Directive: Quote all of the data below exactly, please.

Records for the exercise:
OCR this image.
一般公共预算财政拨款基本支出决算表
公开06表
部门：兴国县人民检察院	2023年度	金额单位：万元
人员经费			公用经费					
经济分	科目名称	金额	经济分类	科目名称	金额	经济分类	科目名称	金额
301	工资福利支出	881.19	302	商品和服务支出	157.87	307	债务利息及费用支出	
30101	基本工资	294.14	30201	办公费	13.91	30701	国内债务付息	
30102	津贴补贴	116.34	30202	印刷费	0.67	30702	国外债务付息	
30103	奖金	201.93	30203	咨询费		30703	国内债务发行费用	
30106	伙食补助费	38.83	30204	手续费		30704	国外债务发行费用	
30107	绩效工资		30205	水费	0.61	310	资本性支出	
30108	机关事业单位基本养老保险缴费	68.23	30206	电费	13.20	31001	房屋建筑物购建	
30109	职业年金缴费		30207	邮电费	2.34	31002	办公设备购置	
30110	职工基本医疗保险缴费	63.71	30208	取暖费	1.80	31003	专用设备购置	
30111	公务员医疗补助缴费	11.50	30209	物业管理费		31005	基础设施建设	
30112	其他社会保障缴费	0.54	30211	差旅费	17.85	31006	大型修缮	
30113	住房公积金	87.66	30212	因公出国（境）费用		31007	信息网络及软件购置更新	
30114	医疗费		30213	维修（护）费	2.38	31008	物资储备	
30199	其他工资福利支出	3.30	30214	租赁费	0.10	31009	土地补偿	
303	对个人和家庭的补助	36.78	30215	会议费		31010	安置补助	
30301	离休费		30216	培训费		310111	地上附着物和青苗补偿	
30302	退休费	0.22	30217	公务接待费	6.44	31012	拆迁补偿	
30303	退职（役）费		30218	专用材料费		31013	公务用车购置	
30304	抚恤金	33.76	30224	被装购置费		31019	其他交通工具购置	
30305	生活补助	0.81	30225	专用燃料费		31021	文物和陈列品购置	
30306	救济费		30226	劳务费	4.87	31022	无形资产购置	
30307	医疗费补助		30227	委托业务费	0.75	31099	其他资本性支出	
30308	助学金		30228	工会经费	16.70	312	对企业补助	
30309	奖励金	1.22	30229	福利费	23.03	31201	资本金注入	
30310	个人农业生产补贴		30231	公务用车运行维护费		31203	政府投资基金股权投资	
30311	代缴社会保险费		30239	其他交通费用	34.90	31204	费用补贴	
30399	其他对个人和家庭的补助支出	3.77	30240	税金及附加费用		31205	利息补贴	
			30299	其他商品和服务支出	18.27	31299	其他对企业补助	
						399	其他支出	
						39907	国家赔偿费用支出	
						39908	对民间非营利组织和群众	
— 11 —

Answer to the problem:
OCR this image.
一般公共预算财政拨款基本支出决算表
公开06表
部门：兴国县人民检察院	2023年度	金额单位：万元
人员经费			公用经费					
经济分	科目名称	金额	经济分类	科目名称	金额	经济分类	科目名称	金额
301	工资福利支出	881.19	302	商品和服务支出	157.87	307	债务利息及费用支出	
30101	基本工资	294.14	30201	办公费	13.91	30701	国内债务付息	
30102	津贴补贴	116.34	30202	印刷费	0.67	30702	国外债务付息	
30103	奖金	201.93	30203	咨询费		30703	国内债务发行费用	
30106	伙食补助费	38.83	30204	手续费		30704	国外债务发行费用	
30107	绩效工资		30205	水费	0.61	310	资本性支出	
30108	机关事业单位基本养老保险缴费	68.23	30206	电费	13.20	31001	房屋建筑物购建	
30109	职业年金缴费		30207	邮电费	2.34	31002	办公设备购置	
30110	职工基本医疗保险缴费	63.71	30208	取暖费	1.80	31003	专用设备购置	
30111	公务员医疗补助缴费	11.50	30209	物业管理费		31005	基础设施建设	
30112	其他社会保障缴费	0.54	30211	差旅费	17.85	31006	大型修缮	
30113	住房公积金	87.66	30212	因公出国（境）费用		31007	信息网络及软件购置更新	
30114	医疗费		30213	维修（护）费	2.38	31008	物资储备	
30199	其他工资福利支出	3.30	30214	租赁费	0.10	31009	土地补偿	
303	对个人和家庭的补助	36.78	30215	会议费		31010	安置补助	
30301	离休费		30216	培训费		310111	地上附着物和青苗补偿	
30302	退休费	0.22	30217	公务接待费	6.44	31012	拆迁补偿	
30303	退职（役）费		30218	专用材料费		31013	公务用车购置	
30304	抚恤金	33.76	30224	被装购置费		31019	其他交通工具购置	
30305	生活补助	0.81	30225	专用燃料费		31021	文物和陈列品购置	
30306	救济费		30226	劳务费	4.87	31022	无形资产购置	
30307	医疗费补助		30227	委托业务费	0.75	31099	其他资本性支出	
30308	助学金		30228	工会经费	16.70	312	对企业补助	
30309	奖励金	1.22	30229	福利费	23.03	31201	资本金注入	
30310	个人农业生产补贴		30231	公务用车运行维护费		31203	政府投资基金股权投资	
30311	代缴社会保险费		30239	其他交通费用	34.90	31204	费用补贴	
30399	其他对个人和家庭的补助支出	3.77	30240	税金及附加费用		31205	利息补贴	
			30299	其他商品和服务支出	18.27	31299	其他对企业补助	
						399	其他支出	
						39907	国家赔偿费用支出	
						39908	对民间非营利组织和群众	
— 11 —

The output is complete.